Records excerpted from a collection:
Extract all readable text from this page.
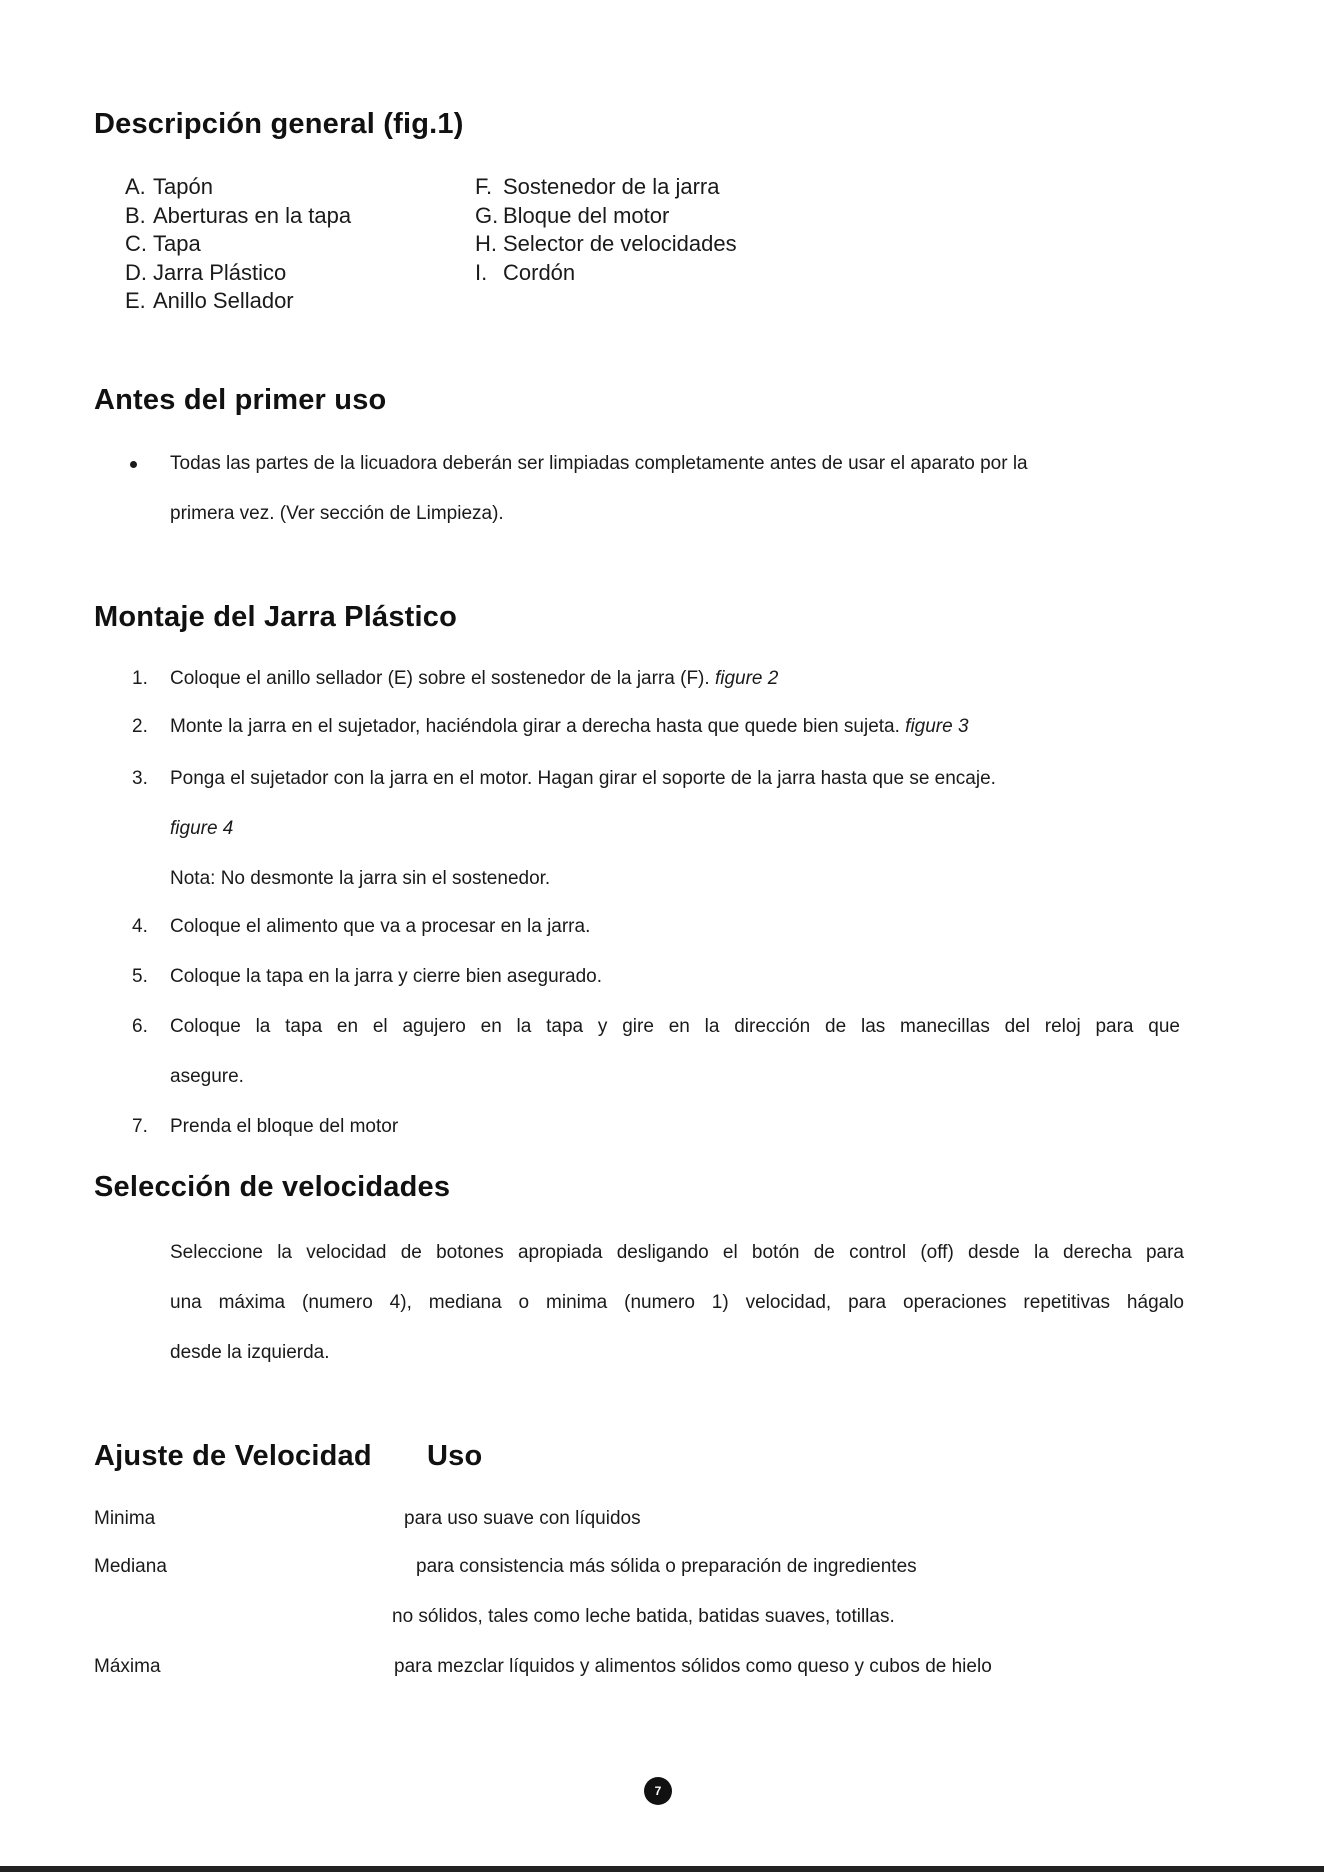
Descripción general (fig.1)
A. Tapón
B. Aberturas en la tapa
C. Tapa
D. Jarra Plástico
E. Anillo Sellador
F. Sostenedor de la jarra
G. Bloque del motor
H. Selector de velocidades
I. Cordón
Antes del primer uso
Todas las partes de la licuadora deberán ser limpiadas completamente antes de usar el aparato por la
primera vez. (Ver sección de Limpieza).
Montaje del Jarra Plástico
1. Coloque el anillo sellador (E) sobre el sostenedor de la jarra (F). figure 2
2. Monte la jarra en el sujetador, haciéndola girar a derecha hasta que quede bien sujeta. figure 3
3. Ponga el sujetador con la jarra en el motor. Hagan girar el soporte de la jarra hasta que se encaje.
figure 4
Nota: No desmonte la jarra sin el sostenedor.
4. Coloque el alimento que va a procesar en la jarra.
5. Coloque la tapa en la jarra y cierre bien asegurado.
6. Coloque la tapa en el agujero en la tapa y gire en la dirección de las manecillas del reloj para que
asegure.
7. Prenda el bloque del motor
Selección de velocidades
Seleccione la velocidad de botones apropiada desligando el botón de control (off) desde la derecha para
una máxima (numero 4), mediana o minima (numero 1) velocidad, para operaciones repetitivas hágalo
desde la izquierda.
Ajuste de Velocidad Uso
Minima	para uso suave con líquidos
Mediana	para consistencia más sólida o preparación de ingredientes
no sólidos, tales como leche batida, batidas suaves, totillas.
Máxima	para mezclar líquidos y alimentos sólidos como queso y cubos de hielo
7
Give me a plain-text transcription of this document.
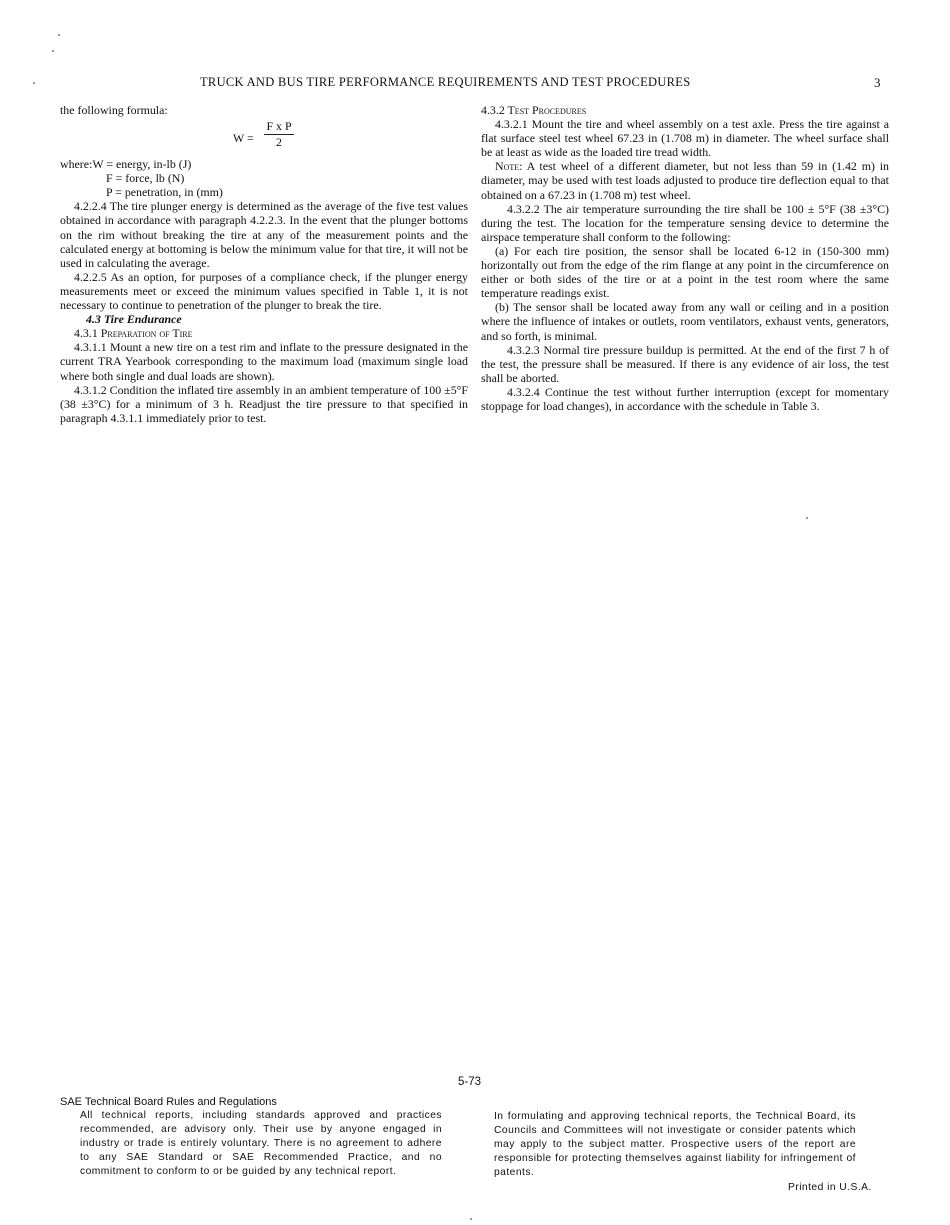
TRUCK AND BUS TIRE PERFORMANCE REQUIREMENTS AND TEST PROCEDURES	3

the following formula:

$W = \frac{\text{F x P}}{2}$

where:W = energy, in-lb (J)

F = force, lb (N)

P = penetration, in (mm)

4.2.2.4 The tire plunger energy is determined as the average of the five test values obtained in accordance with paragraph 4.2.2.3. In the event that the plunger bottoms on the rim without breaking the tire at any of the measurement points and the calculated energy at bottoming is below the minimum value for that tire, it will not be used in calculating the average.

4.2.2.5 As an option, for purposes of a compliance check, if the plunger energy measurements meet or exceed the minimum values specified in Table 1, it is not necessary to continue to penetration of the plunger to break the tire.

4.3 Tire Endurance

4.3.1 Preparation of Tire

4.3.1.1 Mount a new tire on a test rim and inflate to the pressure designated in the current TRA Yearbook corresponding to the maximum load (maximum single load where both single and dual loads are shown).

4.3.1.2 Condition the inflated tire assembly in an ambient temperature of 100 ±5°F (38 ±3°C) for a minimum of 3 h. Readjust the tire pressure to that specified in paragraph 4.3.1.1 immediately prior to test.

4.3.2 Test Procedures

4.3.2.1 Mount the tire and wheel assembly on a test axle. Press the tire against a flat surface steel test wheel 67.23 in (1.708 m) in diameter. The wheel surface shall be at least as wide as the loaded tire tread width.

Note: A test wheel of a different diameter, but not less than 59 in (1.42 m) in diameter, may be used with test loads adjusted to produce tire deflection equal to that obtained on a 67.23 in (1.708 m) test wheel.

4.3.2.2 The air temperature surrounding the tire shall be 100 ± 5°F (38 ±3°C) during the test. The location for the temperature sensing device to determine the airspace temperature shall conform to the following:

(a) For each tire position, the sensor shall be located 6-12 in (150-300 mm) horizontally out from the edge of the rim flange at any point in the circumference on either or both sides of the tire or at a point in the test room where the same temperature readings exist.

(b) The sensor shall be located away from any wall or ceiling and in a position where the influence of intakes or outlets, room ventilators, exhaust vents, generators, and so forth, is minimal.

4.3.2.3 Normal tire pressure buildup is permitted. At the end of the first 7 h of the test, the pressure shall be measured. If there is any evidence of air loss, the test shall be aborted.

4.3.2.4 Continue the test without further interruption (except for momentary stoppage for load changes), in accordance with the schedule in Table 3.

5-73
SAE Technical Board Rules and Regulations
All technical reports, including standards approved and practices recommended, are advisory only. Their use by anyone engaged in industry or trade is entirely voluntary. There is no agreement to adhere to any SAE Standard or SAE Recommended Practice, and no commitment to conform to or be guided by any technical report.
In formulating and approving technical reports, the Technical Board, its Councils and Committees will not investigate or consider patents which may apply to the subject matter. Prospective users of the report are responsible for protecting themselves against liability for infringement of patents.
Printed in U.S.A.
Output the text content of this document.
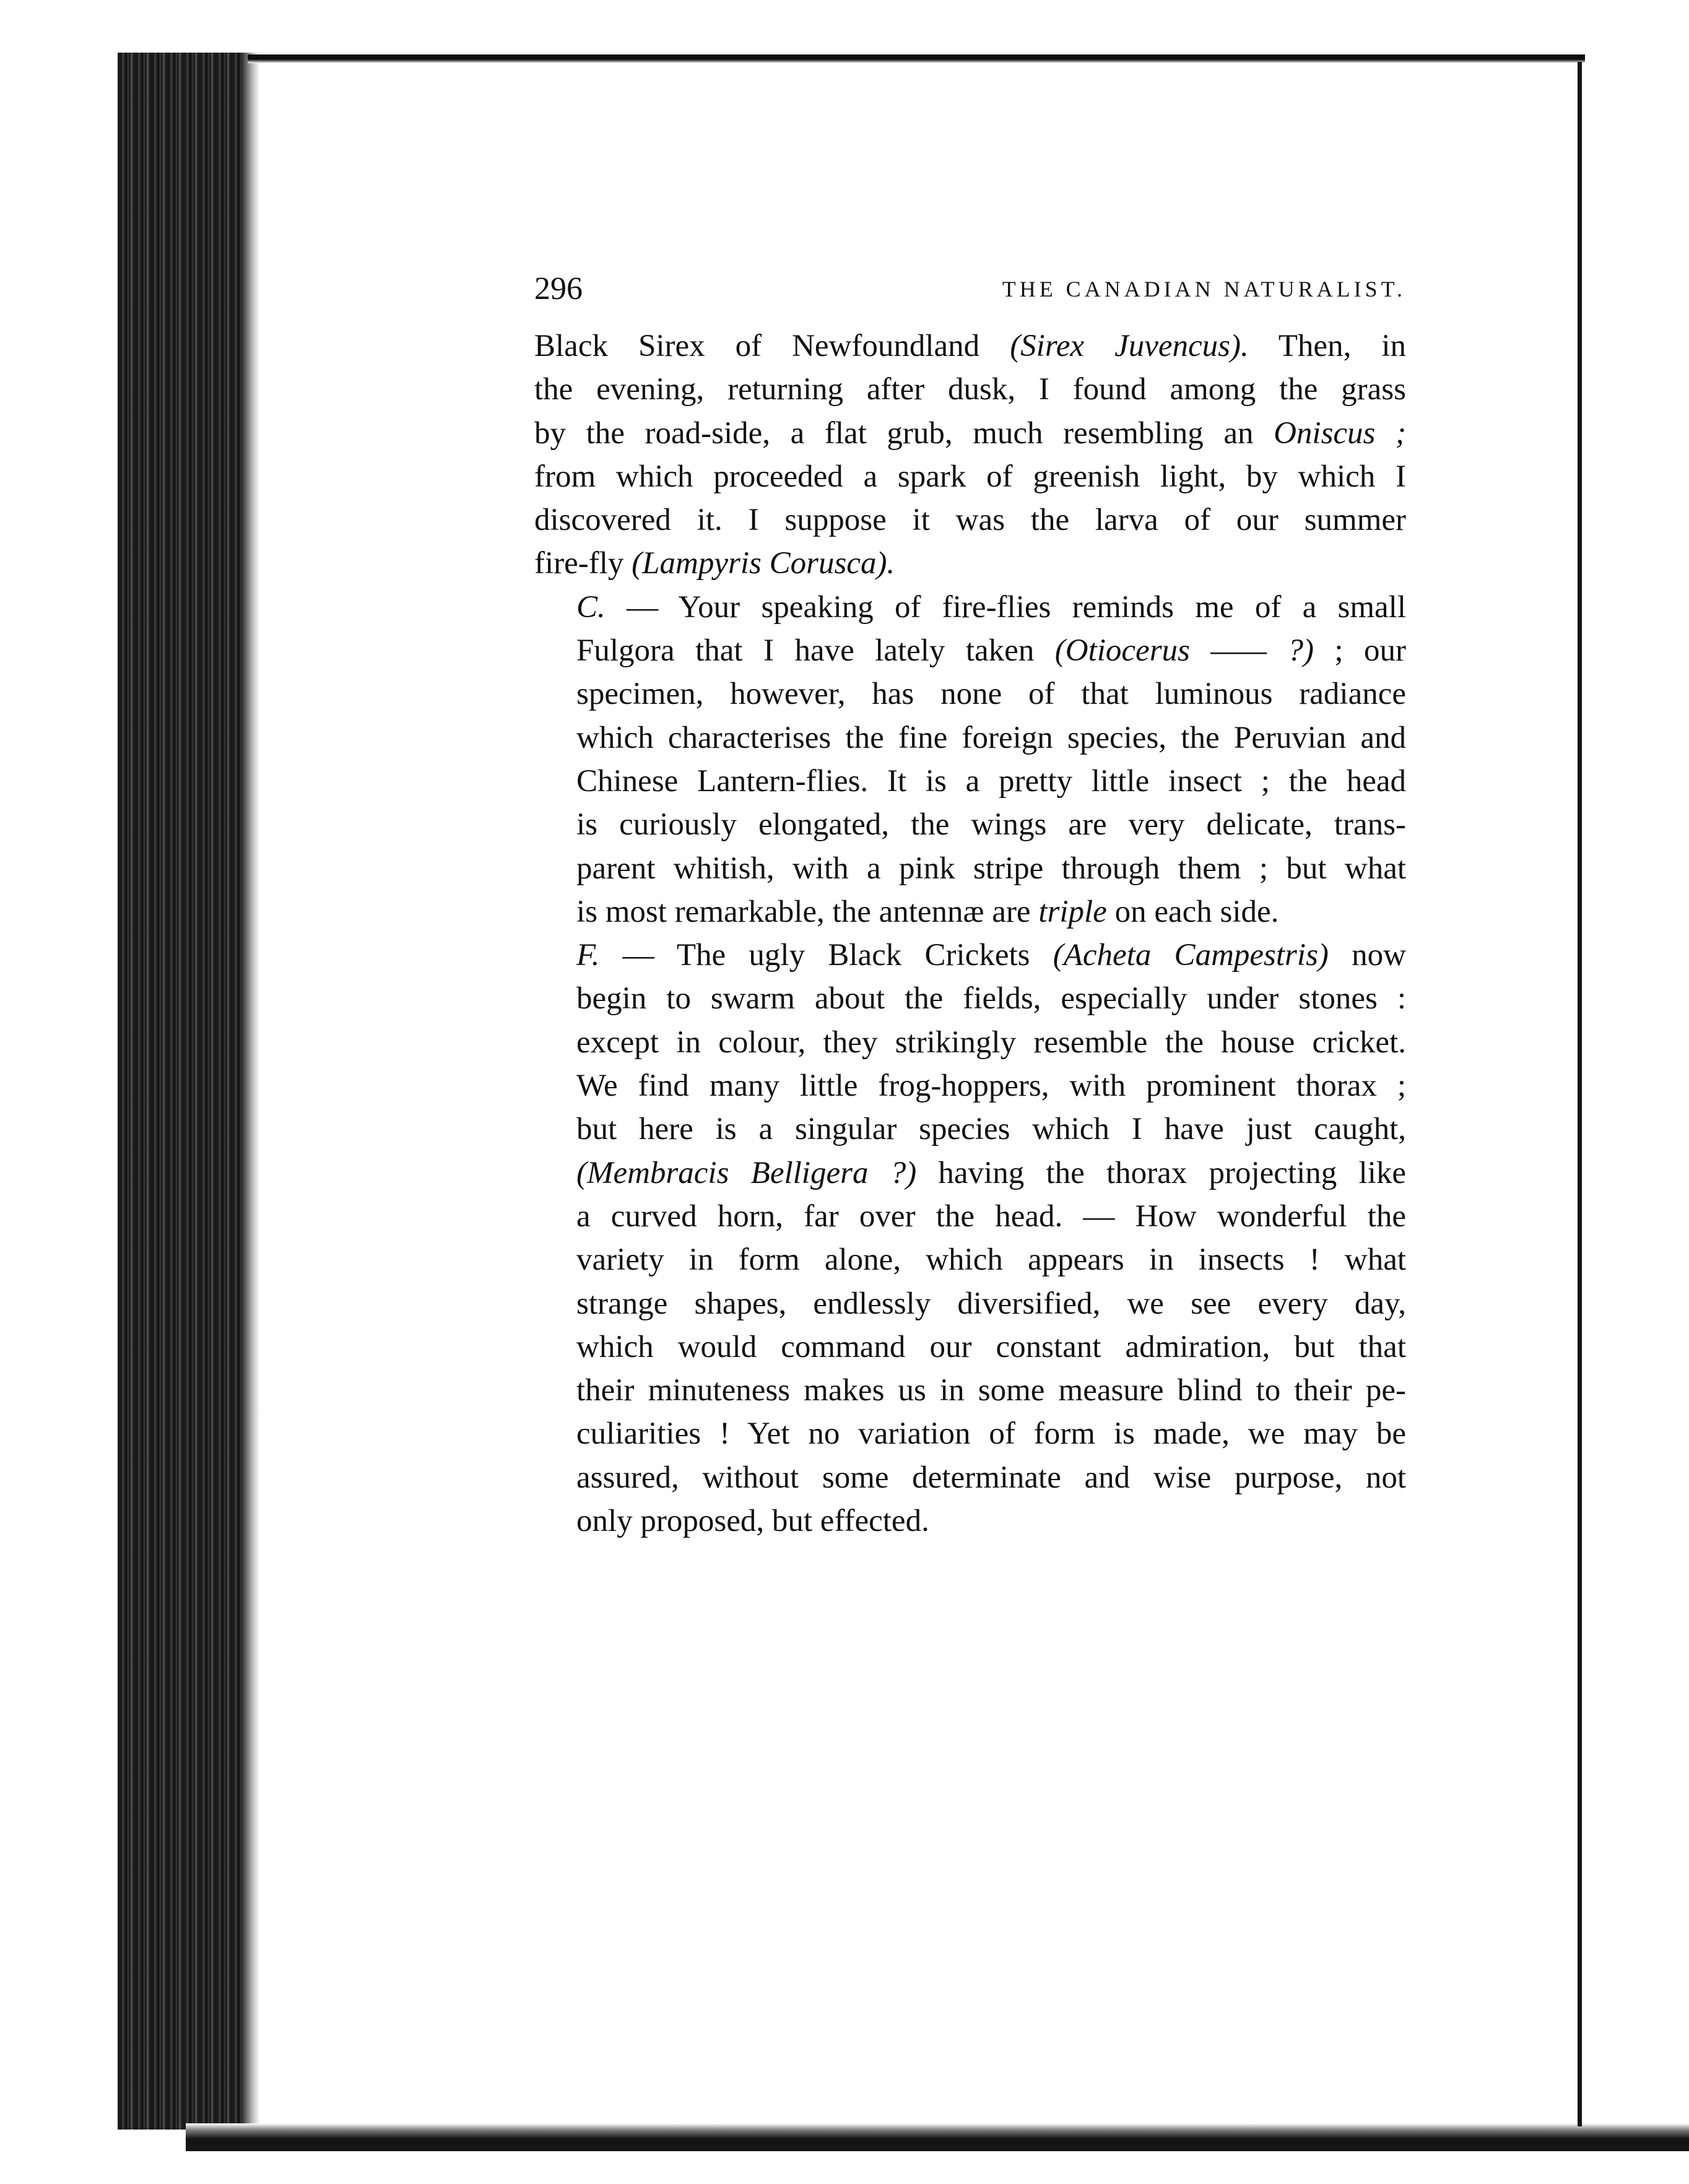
296	THE CANADIAN NATURALIST.

Black Sirex of Newfoundland (Sirex Juvencus). Then, in
the evening, returning after dusk, I found among the grass
by the road-side, a flat grub, much resembling an Oniscus ;
from which proceeded a spark of greenish light, by which I
discovered it. I suppose it was the larva of our summer
fire-fly (Lampyris Corusca).

C. — Your speaking of fire-flies reminds me of a small
Fulgora that I have lately taken (Otiocerus —— ?) ; our
specimen, however, has none of that luminous radiance
which characterises the fine foreign species, the Peruvian and
Chinese Lantern-flies. It is a pretty little insect ; the head
is curiously elongated, the wings are very delicate, trans-
parent whitish, with a pink stripe through them ; but what
is most remarkable, the antennæ are triple on each side.

F. — The ugly Black Crickets (Acheta Campestris) now
begin to swarm about the fields, especially under stones :
except in colour, they strikingly resemble the house cricket.
We find many little frog-hoppers, with prominent thorax ;
but here is a singular species which I have just caught,
(Membracis Belligera ?) having the thorax projecting like
a curved horn, far over the head. — How wonderful the
variety in form alone, which appears in insects ! what
strange shapes, endlessly diversified, we see every day,
which would command our constant admiration, but that
their minuteness makes us in some measure blind to their pe-
culiarities ! Yet no variation of form is made, we may be
assured, without some determinate and wise purpose, not
only proposed, but effected.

● Task directions: Please list every line of the records that contains "species".

● Final result:
which characterises the fine foreign species, the Peruvian and
but here is a singular species which I have just caught,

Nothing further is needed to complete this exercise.